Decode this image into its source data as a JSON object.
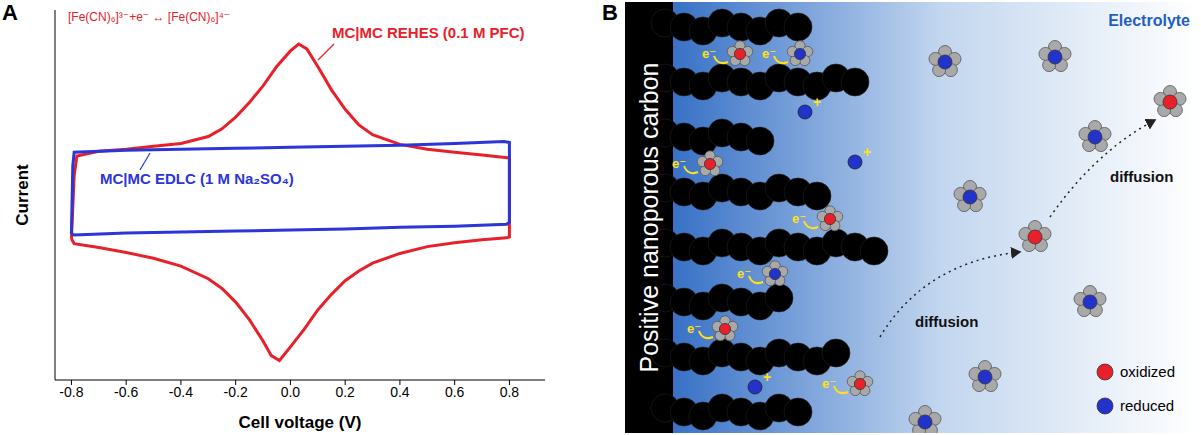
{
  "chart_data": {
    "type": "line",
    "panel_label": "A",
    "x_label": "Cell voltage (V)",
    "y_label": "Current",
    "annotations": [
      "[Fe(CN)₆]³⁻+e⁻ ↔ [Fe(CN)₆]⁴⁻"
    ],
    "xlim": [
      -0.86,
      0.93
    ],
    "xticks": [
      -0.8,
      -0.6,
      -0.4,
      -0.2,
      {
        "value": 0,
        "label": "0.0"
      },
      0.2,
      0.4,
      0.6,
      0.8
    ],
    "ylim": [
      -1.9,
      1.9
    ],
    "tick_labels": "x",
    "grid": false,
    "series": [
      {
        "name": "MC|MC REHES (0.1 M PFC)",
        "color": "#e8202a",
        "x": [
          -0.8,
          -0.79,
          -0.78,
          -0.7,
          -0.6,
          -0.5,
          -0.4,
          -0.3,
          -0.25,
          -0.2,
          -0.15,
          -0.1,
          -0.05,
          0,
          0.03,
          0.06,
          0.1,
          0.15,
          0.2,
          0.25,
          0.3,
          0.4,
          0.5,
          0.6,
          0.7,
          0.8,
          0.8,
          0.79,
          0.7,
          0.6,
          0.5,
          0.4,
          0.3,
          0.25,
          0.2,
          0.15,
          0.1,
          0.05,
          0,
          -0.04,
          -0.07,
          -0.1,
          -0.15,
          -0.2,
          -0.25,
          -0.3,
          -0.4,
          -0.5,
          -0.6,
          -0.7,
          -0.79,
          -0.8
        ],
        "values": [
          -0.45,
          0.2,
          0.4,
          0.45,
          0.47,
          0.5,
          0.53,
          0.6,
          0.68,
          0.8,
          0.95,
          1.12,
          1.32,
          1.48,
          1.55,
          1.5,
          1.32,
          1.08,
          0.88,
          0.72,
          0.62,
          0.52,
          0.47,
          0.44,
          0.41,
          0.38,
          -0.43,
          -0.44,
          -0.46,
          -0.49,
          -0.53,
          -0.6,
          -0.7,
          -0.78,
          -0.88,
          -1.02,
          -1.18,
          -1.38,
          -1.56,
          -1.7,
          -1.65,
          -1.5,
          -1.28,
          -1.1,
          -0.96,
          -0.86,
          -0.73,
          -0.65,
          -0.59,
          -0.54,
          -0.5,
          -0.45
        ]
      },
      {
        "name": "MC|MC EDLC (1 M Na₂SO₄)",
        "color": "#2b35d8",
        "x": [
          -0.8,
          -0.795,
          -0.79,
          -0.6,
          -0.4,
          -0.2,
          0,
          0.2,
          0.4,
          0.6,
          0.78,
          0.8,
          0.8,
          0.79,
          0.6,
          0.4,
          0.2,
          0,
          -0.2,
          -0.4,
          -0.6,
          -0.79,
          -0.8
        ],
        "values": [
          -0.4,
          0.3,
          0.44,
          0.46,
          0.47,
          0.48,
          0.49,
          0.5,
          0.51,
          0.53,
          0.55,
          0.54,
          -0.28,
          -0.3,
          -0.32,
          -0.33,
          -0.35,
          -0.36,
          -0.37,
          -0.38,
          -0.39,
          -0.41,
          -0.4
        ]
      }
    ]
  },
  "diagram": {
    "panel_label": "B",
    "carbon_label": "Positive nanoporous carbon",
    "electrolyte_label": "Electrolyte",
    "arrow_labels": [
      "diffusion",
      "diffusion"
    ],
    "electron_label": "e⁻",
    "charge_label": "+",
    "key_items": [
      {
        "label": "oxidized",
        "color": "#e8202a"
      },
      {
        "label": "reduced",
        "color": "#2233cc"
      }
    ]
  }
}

TASK PROMPT:
All the material shown above is to be copied exactly, with no pictures carried over.

ANSWER TO THIS TASK:
Decode this image into its source data as a JSON object.
{
  "chart_data": {
    "type": "line",
    "panel_label": "A",
    "x_label": "Cell voltage (V)",
    "y_label": "Current",
    "annotations": [
      "[Fe(CN)₆]³⁻+e⁻ ↔ [Fe(CN)₆]⁴⁻"
    ],
    "xlim": [
      -0.86,
      0.93
    ],
    "xticks": [
      -0.8,
      -0.6,
      -0.4,
      -0.2,
      {
        "value": 0,
        "label": "0.0"
      },
      0.2,
      0.4,
      0.6,
      0.8
    ],
    "ylim": [
      -1.9,
      1.9
    ],
    "tick_labels": "x",
    "grid": false,
    "series": [
      {
        "name": "MC|MC REHES (0.1 M PFC)",
        "color": "#e8202a",
        "x": [
          -0.8,
          -0.79,
          -0.78,
          -0.7,
          -0.6,
          -0.5,
          -0.4,
          -0.3,
          -0.25,
          -0.2,
          -0.15,
          -0.1,
          -0.05,
          0,
          0.03,
          0.06,
          0.1,
          0.15,
          0.2,
          0.25,
          0.3,
          0.4,
          0.5,
          0.6,
          0.7,
          0.8,
          0.8,
          0.79,
          0.7,
          0.6,
          0.5,
          0.4,
          0.3,
          0.25,
          0.2,
          0.15,
          0.1,
          0.05,
          0,
          -0.04,
          -0.07,
          -0.1,
          -0.15,
          -0.2,
          -0.25,
          -0.3,
          -0.4,
          -0.5,
          -0.6,
          -0.7,
          -0.79,
          -0.8
        ],
        "values": [
          -0.45,
          0.2,
          0.4,
          0.45,
          0.47,
          0.5,
          0.53,
          0.6,
          0.68,
          0.8,
          0.95,
          1.12,
          1.32,
          1.48,
          1.55,
          1.5,
          1.32,
          1.08,
          0.88,
          0.72,
          0.62,
          0.52,
          0.47,
          0.44,
          0.41,
          0.38,
          -0.43,
          -0.44,
          -0.46,
          -0.49,
          -0.53,
          -0.6,
          -0.7,
          -0.78,
          -0.88,
          -1.02,
          -1.18,
          -1.38,
          -1.56,
          -1.7,
          -1.65,
          -1.5,
          -1.28,
          -1.1,
          -0.96,
          -0.86,
          -0.73,
          -0.65,
          -0.59,
          -0.54,
          -0.5,
          -0.45
        ]
      },
      {
        "name": "MC|MC EDLC (1 M Na₂SO₄)",
        "color": "#2b35d8",
        "x": [
          -0.8,
          -0.795,
          -0.79,
          -0.6,
          -0.4,
          -0.2,
          0,
          0.2,
          0.4,
          0.6,
          0.78,
          0.8,
          0.8,
          0.79,
          0.6,
          0.4,
          0.2,
          0,
          -0.2,
          -0.4,
          -0.6,
          -0.79,
          -0.8
        ],
        "values": [
          -0.4,
          0.3,
          0.44,
          0.46,
          0.47,
          0.48,
          0.49,
          0.5,
          0.51,
          0.53,
          0.55,
          0.54,
          -0.28,
          -0.3,
          -0.32,
          -0.33,
          -0.35,
          -0.36,
          -0.37,
          -0.38,
          -0.39,
          -0.41,
          -0.4
        ]
      }
    ]
  },
  "diagram": {
    "panel_label": "B",
    "carbon_label": "Positive nanoporous carbon",
    "electrolyte_label": "Electrolyte",
    "arrow_labels": [
      "diffusion",
      "diffusion"
    ],
    "electron_label": "e⁻",
    "charge_label": "+",
    "key_items": [
      {
        "label": "oxidized",
        "color": "#e8202a"
      },
      {
        "label": "reduced",
        "color": "#2233cc"
      }
    ]
  }
}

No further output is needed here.